From the listing below, copy every line with the word "khoản".

▸ **Data entries**:

○ ○ ○ ○ ○

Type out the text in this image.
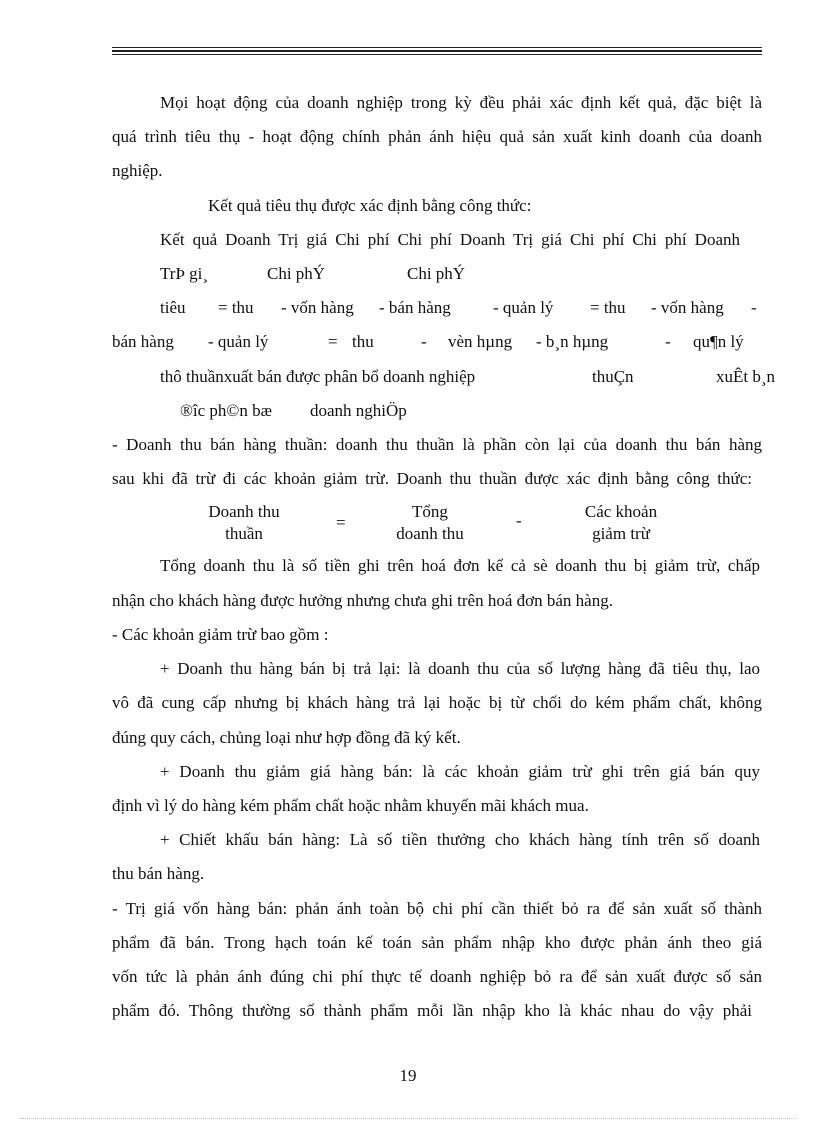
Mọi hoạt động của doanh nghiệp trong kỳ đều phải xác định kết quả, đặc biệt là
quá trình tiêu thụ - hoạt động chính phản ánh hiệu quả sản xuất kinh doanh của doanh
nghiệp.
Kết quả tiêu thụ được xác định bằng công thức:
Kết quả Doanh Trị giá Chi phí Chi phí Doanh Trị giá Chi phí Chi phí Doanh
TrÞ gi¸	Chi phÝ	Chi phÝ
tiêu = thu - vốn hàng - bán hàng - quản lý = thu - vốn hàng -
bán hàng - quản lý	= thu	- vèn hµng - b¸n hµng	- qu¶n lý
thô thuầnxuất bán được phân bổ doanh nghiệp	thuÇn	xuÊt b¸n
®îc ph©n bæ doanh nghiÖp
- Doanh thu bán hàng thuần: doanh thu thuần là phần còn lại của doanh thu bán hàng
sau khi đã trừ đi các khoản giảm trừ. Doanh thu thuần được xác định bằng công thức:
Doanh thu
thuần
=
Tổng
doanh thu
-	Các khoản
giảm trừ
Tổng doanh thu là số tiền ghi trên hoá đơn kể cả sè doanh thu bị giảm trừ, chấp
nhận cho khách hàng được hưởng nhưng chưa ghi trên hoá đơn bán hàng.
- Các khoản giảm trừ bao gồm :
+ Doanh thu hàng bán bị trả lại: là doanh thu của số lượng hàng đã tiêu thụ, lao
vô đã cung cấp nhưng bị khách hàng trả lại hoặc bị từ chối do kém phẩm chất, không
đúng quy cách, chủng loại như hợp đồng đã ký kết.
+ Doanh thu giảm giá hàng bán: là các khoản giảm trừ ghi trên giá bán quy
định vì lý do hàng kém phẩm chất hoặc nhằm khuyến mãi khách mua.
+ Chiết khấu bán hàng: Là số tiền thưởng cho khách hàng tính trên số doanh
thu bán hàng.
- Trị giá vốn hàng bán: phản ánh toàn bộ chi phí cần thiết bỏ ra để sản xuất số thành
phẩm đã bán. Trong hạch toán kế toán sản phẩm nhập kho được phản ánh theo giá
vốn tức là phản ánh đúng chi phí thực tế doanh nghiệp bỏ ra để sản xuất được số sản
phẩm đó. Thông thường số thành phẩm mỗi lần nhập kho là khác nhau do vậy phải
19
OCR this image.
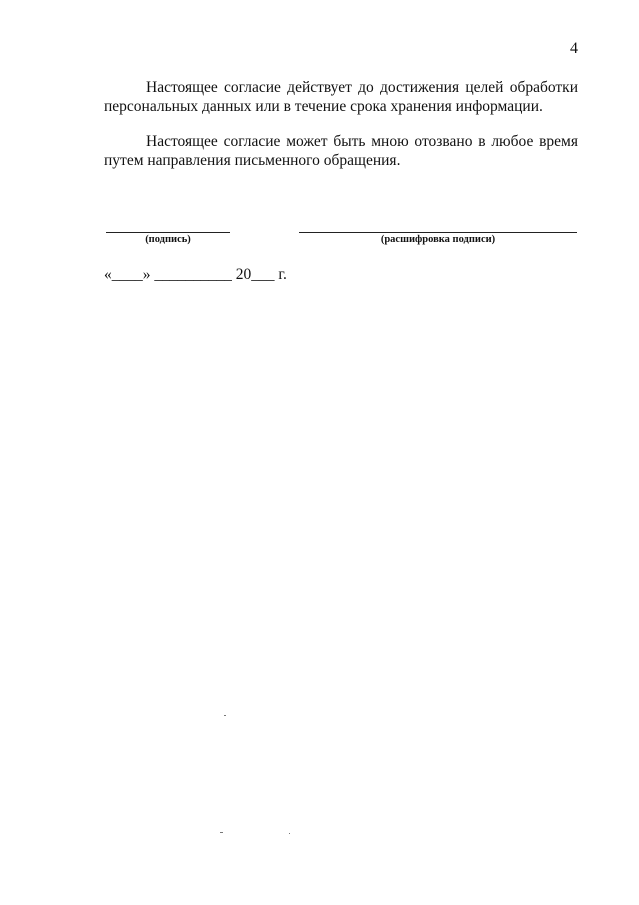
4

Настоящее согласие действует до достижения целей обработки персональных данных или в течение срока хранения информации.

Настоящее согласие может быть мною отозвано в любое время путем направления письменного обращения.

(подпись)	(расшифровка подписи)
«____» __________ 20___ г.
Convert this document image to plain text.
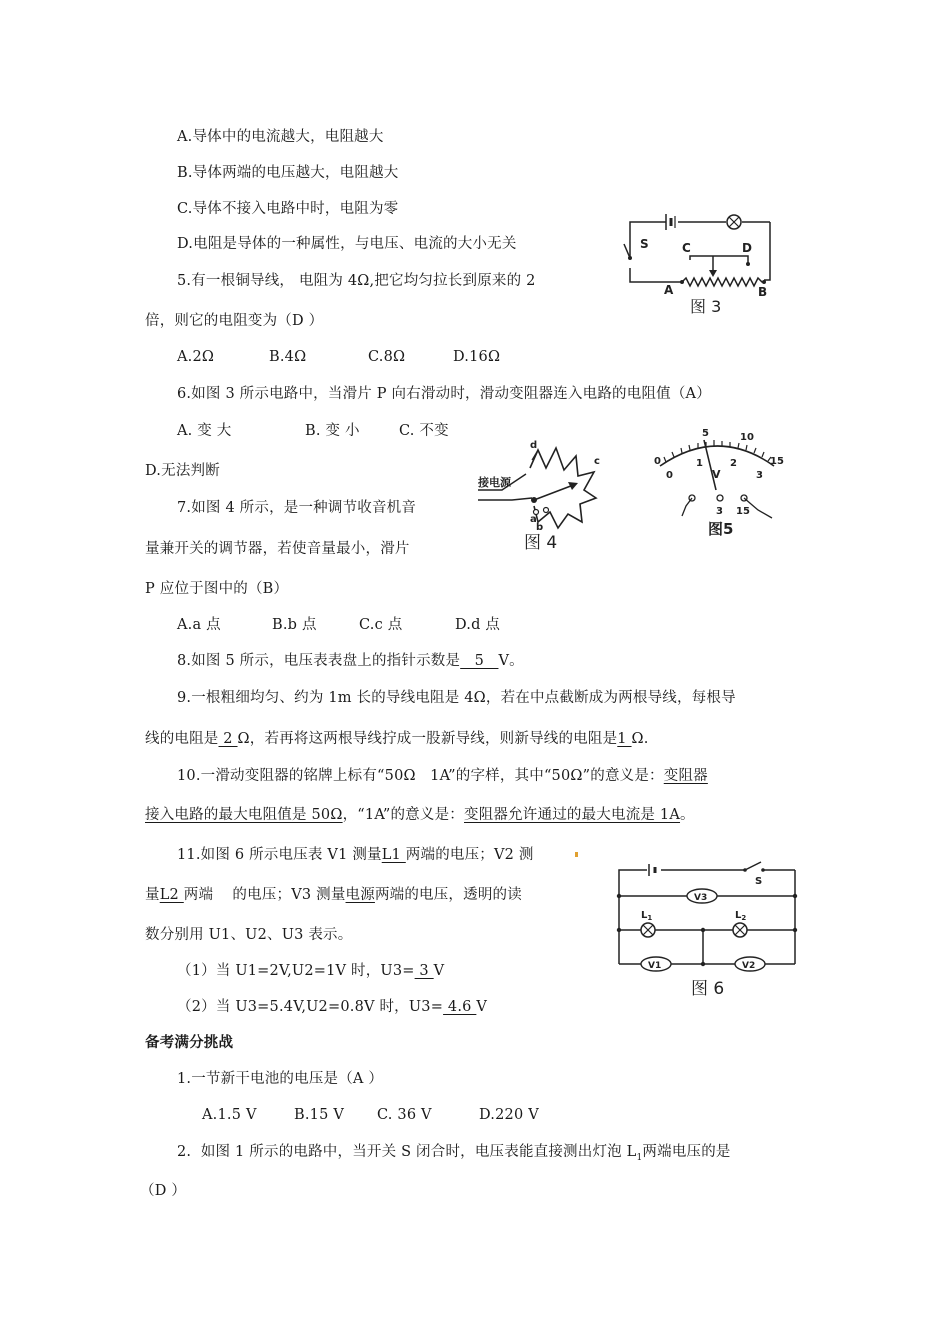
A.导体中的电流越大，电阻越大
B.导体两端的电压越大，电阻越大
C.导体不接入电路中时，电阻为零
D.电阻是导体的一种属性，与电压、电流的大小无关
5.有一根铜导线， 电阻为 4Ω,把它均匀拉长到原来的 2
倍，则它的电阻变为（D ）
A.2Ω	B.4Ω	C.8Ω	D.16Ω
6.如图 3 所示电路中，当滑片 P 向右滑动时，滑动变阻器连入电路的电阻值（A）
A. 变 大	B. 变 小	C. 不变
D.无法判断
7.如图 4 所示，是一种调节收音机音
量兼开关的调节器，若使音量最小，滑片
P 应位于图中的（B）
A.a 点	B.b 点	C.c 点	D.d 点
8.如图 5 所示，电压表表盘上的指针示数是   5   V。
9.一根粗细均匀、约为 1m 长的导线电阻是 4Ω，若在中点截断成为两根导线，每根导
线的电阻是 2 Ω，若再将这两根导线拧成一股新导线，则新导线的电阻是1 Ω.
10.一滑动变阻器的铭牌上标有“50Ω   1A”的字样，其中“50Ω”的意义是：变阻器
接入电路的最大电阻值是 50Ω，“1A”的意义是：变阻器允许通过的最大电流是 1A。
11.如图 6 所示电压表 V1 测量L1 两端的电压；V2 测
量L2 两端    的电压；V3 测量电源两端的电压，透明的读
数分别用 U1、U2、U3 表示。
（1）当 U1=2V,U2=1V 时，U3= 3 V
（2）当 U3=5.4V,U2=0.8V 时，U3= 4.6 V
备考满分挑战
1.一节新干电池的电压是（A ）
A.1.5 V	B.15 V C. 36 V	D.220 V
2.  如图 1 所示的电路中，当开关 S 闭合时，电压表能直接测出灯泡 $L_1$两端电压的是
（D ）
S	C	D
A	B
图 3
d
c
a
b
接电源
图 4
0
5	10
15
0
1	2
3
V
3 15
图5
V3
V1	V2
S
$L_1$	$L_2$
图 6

○ ○ ○ ○ ○

▸ **Complete answer**:
sau khi đã trừ đi các khoản giảm trừ. Doanh thu thuần được xác định bằng công thức:
-	Các khoản
- Các khoản giảm trừ bao gồm :
+ Doanh thu giảm giá hàng bán: là các khoản giảm trừ ghi trên giá bán quy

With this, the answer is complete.